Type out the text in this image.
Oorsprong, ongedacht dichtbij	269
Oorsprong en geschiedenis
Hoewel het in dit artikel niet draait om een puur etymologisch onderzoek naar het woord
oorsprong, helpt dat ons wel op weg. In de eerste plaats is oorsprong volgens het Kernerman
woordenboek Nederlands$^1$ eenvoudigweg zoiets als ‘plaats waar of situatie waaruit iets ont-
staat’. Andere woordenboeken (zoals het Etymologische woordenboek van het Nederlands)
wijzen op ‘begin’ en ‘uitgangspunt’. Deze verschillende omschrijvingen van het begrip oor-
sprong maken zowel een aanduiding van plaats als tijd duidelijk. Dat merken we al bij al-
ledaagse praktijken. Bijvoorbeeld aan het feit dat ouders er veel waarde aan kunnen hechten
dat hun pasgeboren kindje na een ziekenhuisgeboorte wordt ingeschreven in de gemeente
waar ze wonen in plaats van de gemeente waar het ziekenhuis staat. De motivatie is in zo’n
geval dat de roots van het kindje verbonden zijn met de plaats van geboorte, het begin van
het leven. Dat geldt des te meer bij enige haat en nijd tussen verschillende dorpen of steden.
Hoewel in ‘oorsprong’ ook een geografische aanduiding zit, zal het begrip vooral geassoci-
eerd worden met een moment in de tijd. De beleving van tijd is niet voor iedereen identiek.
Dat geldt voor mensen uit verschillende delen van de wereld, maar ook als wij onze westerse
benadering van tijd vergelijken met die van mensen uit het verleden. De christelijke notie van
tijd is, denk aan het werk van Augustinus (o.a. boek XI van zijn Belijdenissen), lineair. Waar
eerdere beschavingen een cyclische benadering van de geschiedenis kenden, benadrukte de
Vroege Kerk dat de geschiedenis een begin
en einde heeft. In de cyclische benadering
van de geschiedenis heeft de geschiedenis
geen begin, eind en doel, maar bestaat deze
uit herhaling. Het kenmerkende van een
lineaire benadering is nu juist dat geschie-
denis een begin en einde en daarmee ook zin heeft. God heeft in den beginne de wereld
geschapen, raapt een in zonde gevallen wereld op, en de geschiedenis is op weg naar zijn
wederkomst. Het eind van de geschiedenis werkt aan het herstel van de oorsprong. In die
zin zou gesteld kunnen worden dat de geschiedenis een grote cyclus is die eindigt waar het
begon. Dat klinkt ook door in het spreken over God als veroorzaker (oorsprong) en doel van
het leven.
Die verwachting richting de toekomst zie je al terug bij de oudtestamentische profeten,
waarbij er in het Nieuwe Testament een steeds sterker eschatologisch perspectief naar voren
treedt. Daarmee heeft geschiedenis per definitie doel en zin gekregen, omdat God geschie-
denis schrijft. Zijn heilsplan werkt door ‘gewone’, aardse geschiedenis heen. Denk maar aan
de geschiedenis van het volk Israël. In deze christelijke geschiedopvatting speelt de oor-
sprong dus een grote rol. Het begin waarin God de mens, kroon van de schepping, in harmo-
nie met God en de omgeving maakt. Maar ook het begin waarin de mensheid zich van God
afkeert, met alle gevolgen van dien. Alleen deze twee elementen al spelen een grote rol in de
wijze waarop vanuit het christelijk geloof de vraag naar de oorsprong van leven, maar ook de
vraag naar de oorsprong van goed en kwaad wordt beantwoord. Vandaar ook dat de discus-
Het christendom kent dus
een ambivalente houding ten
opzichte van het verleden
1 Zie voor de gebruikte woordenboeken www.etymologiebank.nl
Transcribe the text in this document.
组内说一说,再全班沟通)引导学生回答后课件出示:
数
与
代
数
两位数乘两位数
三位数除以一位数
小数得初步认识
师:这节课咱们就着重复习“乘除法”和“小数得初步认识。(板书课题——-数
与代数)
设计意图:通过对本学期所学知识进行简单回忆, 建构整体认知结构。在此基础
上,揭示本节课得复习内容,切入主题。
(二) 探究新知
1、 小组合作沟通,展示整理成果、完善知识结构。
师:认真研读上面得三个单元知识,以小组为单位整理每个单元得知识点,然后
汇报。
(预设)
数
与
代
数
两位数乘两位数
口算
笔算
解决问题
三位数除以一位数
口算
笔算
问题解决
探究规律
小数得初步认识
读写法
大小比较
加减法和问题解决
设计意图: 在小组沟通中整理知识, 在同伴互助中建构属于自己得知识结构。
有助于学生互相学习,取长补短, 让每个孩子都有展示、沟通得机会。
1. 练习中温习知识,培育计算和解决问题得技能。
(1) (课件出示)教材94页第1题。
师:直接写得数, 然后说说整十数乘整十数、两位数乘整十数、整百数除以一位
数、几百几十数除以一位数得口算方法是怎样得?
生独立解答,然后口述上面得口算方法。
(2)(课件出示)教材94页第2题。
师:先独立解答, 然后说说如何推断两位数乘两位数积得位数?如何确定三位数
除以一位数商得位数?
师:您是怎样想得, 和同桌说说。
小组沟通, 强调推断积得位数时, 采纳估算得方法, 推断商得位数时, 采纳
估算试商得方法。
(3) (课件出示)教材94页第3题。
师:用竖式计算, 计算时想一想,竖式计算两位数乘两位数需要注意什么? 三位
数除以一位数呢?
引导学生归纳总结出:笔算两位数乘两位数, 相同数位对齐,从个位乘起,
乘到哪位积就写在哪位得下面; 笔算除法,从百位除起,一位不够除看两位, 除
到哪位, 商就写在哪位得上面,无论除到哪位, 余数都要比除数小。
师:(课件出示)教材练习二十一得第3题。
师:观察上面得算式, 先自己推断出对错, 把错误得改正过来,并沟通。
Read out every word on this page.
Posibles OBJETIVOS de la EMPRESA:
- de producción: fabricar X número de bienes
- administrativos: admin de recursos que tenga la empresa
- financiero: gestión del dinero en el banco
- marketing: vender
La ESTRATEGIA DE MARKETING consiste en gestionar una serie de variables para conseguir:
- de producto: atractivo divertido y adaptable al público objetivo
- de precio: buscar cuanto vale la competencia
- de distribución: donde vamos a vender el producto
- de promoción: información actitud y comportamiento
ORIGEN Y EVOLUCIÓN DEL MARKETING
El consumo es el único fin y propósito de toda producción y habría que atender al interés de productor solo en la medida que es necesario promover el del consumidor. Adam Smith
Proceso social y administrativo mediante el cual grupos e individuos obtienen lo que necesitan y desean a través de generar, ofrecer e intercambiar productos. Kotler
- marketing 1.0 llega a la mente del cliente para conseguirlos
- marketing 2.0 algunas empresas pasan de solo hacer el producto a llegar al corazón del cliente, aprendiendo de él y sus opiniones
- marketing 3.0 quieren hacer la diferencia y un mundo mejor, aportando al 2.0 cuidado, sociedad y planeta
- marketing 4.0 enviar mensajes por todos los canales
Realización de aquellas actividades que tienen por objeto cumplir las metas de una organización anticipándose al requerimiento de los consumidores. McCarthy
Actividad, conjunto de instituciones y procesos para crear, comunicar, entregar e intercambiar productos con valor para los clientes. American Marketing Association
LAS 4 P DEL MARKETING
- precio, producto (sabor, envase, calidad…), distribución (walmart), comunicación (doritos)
----------------
Exercise
Write the data out again in full and exactly.

Expected answer
Type out the text in this image.
Oorsprong, ongedacht dichtbij	269
Oorsprong en geschiedenis
Hoewel het in dit artikel niet draait om een puur etymologisch onderzoek naar het woord
oorsprong, helpt dat ons wel op weg. In de eerste plaats is oorsprong volgens het Kernerman
woordenboek Nederlands$^1$ eenvoudigweg zoiets als ‘plaats waar of situatie waaruit iets ont-
staat’. Andere woordenboeken (zoals het Etymologische woordenboek van het Nederlands)
wijzen op ‘begin’ en ‘uitgangspunt’. Deze verschillende omschrijvingen van het begrip oor-
sprong maken zowel een aanduiding van plaats als tijd duidelijk. Dat merken we al bij al-
ledaagse praktijken. Bijvoorbeeld aan het feit dat ouders er veel waarde aan kunnen hechten
dat hun pasgeboren kindje na een ziekenhuisgeboorte wordt ingeschreven in de gemeente
waar ze wonen in plaats van de gemeente waar het ziekenhuis staat. De motivatie is in zo’n
geval dat de roots van het kindje verbonden zijn met de plaats van geboorte, het begin van
het leven. Dat geldt des te meer bij enige haat en nijd tussen verschillende dorpen of steden.
Hoewel in ‘oorsprong’ ook een geografische aanduiding zit, zal het begrip vooral geassoci-
eerd worden met een moment in de tijd. De beleving van tijd is niet voor iedereen identiek.
Dat geldt voor mensen uit verschillende delen van de wereld, maar ook als wij onze westerse
benadering van tijd vergelijken met die van mensen uit het verleden. De christelijke notie van
tijd is, denk aan het werk van Augustinus (o.a. boek XI van zijn Belijdenissen), lineair. Waar
eerdere beschavingen een cyclische benadering van de geschiedenis kenden, benadrukte de
Vroege Kerk dat de geschiedenis een begin
en einde heeft. In de cyclische benadering
van de geschiedenis heeft de geschiedenis
geen begin, eind en doel, maar bestaat deze
uit herhaling. Het kenmerkende van een
lineaire benadering is nu juist dat geschie-
denis een begin en einde en daarmee ook zin heeft. God heeft in den beginne de wereld
geschapen, raapt een in zonde gevallen wereld op, en de geschiedenis is op weg naar zijn
wederkomst. Het eind van de geschiedenis werkt aan het herstel van de oorsprong. In die
zin zou gesteld kunnen worden dat de geschiedenis een grote cyclus is die eindigt waar het
begon. Dat klinkt ook door in het spreken over God als veroorzaker (oorsprong) en doel van
het leven.
Die verwachting richting de toekomst zie je al terug bij de oudtestamentische profeten,
waarbij er in het Nieuwe Testament een steeds sterker eschatologisch perspectief naar voren
treedt. Daarmee heeft geschiedenis per definitie doel en zin gekregen, omdat God geschie-
denis schrijft. Zijn heilsplan werkt door ‘gewone’, aardse geschiedenis heen. Denk maar aan
de geschiedenis van het volk Israël. In deze christelijke geschiedopvatting speelt de oor-
sprong dus een grote rol. Het begin waarin God de mens, kroon van de schepping, in harmo-
nie met God en de omgeving maakt. Maar ook het begin waarin de mensheid zich van God
afkeert, met alle gevolgen van dien. Alleen deze twee elementen al spelen een grote rol in de
wijze waarop vanuit het christelijk geloof de vraag naar de oorsprong van leven, maar ook de
vraag naar de oorsprong van goed en kwaad wordt beantwoord. Vandaar ook dat de discus-
Het christendom kent dus
een ambivalente houding ten
opzichte van het verleden
1 Zie voor de gebruikte woordenboeken www.etymologiebank.nl
Transcribe the text in this document.
组内说一说,再全班沟通)引导学生回答后课件出示:
数
与
代
数
两位数乘两位数
三位数除以一位数
小数得初步认识
师:这节课咱们就着重复习“乘除法”和“小数得初步认识。(板书课题——-数
与代数)
设计意图:通过对本学期所学知识进行简单回忆, 建构整体认知结构。在此基础
上,揭示本节课得复习内容,切入主题。
(二) 探究新知
1、 小组合作沟通,展示整理成果、完善知识结构。
师:认真研读上面得三个单元知识,以小组为单位整理每个单元得知识点,然后
汇报。
(预设)
数
与
代
数
两位数乘两位数
口算
笔算
解决问题
三位数除以一位数
口算
笔算
问题解决
探究规律
小数得初步认识
读写法
大小比较
加减法和问题解决
设计意图: 在小组沟通中整理知识, 在同伴互助中建构属于自己得知识结构。
有助于学生互相学习,取长补短, 让每个孩子都有展示、沟通得机会。
1. 练习中温习知识,培育计算和解决问题得技能。
(1) (课件出示)教材94页第1题。
师:直接写得数, 然后说说整十数乘整十数、两位数乘整十数、整百数除以一位
数、几百几十数除以一位数得口算方法是怎样得?
生独立解答,然后口述上面得口算方法。
(2)(课件出示)教材94页第2题。
师:先独立解答, 然后说说如何推断两位数乘两位数积得位数?如何确定三位数
除以一位数商得位数?
师:您是怎样想得, 和同桌说说。
小组沟通, 强调推断积得位数时, 采纳估算得方法, 推断商得位数时, 采纳
估算试商得方法。
(3) (课件出示)教材94页第3题。
师:用竖式计算, 计算时想一想,竖式计算两位数乘两位数需要注意什么? 三位
数除以一位数呢?
引导学生归纳总结出:笔算两位数乘两位数, 相同数位对齐,从个位乘起,
乘到哪位积就写在哪位得下面; 笔算除法,从百位除起,一位不够除看两位, 除
到哪位, 商就写在哪位得上面,无论除到哪位, 余数都要比除数小。
师:(课件出示)教材练习二十一得第3题。
师:观察上面得算式, 先自己推断出对错, 把错误得改正过来,并沟通。
Read out every word on this page.
Posibles OBJETIVOS de la EMPRESA:
- de producción: fabricar X número de bienes
- administrativos: admin de recursos que tenga la empresa
- financiero: gestión del dinero en el banco
- marketing: vender
La ESTRATEGIA DE MARKETING consiste en gestionar una serie de variables para conseguir:
- de producto: atractivo divertido y adaptable al público objetivo
- de precio: buscar cuanto vale la competencia
- de distribución: donde vamos a vender el producto
- de promoción: información actitud y comportamiento
ORIGEN Y EVOLUCIÓN DEL MARKETING
El consumo es el único fin y propósito de toda producción y habría que atender al interés de productor solo en la medida que es necesario promover el del consumidor. Adam Smith
Proceso social y administrativo mediante el cual grupos e individuos obtienen lo que necesitan y desean a través de generar, ofrecer e intercambiar productos. Kotler
- marketing 1.0 llega a la mente del cliente para conseguirlos
- marketing 2.0 algunas empresas pasan de solo hacer el producto a llegar al corazón del cliente, aprendiendo de él y sus opiniones
- marketing 3.0 quieren hacer la diferencia y un mundo mejor, aportando al 2.0 cuidado, sociedad y planeta
- marketing 4.0 enviar mensajes por todos los canales
Realización de aquellas actividades que tienen por objeto cumplir las metas de una organización anticipándose al requerimiento de los consumidores. McCarthy
Actividad, conjunto de instituciones y procesos para crear, comunicar, entregar e intercambiar productos con valor para los clientes. American Marketing Association
LAS 4 P DEL MARKETING
- precio, producto (sabor, envase, calidad…), distribución (walmart), comunicación (doritos)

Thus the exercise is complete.